Find every line in the records that holds the string "check". Copy each one.

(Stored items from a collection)
═══

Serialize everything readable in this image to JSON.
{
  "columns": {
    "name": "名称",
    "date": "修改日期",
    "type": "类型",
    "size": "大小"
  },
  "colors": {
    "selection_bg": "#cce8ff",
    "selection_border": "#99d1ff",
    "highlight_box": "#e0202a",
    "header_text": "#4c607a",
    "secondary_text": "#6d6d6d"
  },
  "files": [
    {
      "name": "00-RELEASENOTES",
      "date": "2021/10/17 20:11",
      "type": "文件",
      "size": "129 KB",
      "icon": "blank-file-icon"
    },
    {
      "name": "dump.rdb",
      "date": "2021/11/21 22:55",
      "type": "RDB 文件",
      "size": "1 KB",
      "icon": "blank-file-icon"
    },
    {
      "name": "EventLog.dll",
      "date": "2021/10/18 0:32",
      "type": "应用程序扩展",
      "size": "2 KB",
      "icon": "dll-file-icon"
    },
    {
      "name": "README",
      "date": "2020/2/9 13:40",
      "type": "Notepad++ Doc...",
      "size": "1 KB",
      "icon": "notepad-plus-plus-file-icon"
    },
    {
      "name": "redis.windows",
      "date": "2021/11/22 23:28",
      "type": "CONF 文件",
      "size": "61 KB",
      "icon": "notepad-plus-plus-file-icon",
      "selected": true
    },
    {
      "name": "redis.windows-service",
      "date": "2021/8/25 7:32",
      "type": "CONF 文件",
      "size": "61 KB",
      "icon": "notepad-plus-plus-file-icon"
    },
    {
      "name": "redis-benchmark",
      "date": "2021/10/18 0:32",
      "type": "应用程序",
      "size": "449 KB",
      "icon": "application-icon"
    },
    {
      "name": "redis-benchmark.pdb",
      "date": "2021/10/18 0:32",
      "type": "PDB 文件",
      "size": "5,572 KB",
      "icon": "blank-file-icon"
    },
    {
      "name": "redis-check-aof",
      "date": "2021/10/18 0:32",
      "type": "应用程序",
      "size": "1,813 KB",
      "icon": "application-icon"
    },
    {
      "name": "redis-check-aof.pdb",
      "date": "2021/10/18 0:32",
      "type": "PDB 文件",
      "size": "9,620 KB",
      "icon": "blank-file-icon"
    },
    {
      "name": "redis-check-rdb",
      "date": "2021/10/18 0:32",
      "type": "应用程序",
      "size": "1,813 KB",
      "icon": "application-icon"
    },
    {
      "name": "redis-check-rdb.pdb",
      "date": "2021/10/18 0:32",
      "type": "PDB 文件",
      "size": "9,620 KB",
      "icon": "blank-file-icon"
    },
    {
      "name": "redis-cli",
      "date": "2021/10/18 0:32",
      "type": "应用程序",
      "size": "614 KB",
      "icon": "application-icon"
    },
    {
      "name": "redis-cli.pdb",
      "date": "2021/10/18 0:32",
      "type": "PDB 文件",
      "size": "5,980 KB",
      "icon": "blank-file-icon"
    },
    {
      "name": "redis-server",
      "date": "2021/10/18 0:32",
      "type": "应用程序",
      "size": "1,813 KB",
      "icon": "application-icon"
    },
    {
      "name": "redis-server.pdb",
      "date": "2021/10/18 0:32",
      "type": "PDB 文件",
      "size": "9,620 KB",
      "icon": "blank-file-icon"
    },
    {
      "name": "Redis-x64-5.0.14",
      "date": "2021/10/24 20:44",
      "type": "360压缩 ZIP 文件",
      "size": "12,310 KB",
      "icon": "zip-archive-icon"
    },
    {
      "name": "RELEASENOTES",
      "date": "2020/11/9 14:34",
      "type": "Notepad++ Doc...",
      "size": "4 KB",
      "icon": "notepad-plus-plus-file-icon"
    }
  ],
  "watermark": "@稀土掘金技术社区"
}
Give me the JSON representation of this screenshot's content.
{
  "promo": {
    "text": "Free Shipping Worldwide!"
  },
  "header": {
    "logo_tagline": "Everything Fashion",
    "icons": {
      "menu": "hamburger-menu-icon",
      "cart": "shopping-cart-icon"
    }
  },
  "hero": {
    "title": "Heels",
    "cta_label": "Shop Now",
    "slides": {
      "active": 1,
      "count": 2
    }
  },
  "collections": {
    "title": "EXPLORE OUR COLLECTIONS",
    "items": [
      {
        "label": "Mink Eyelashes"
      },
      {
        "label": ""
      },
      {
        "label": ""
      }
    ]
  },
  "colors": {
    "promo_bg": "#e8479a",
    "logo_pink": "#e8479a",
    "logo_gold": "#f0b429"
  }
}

═══

* _RESPONSE_:
      "name": "redis-check-aof",
      "name": "redis-check-aof.pdb",
      "name": "redis-check-rdb",
      "name": "redis-check-rdb.pdb",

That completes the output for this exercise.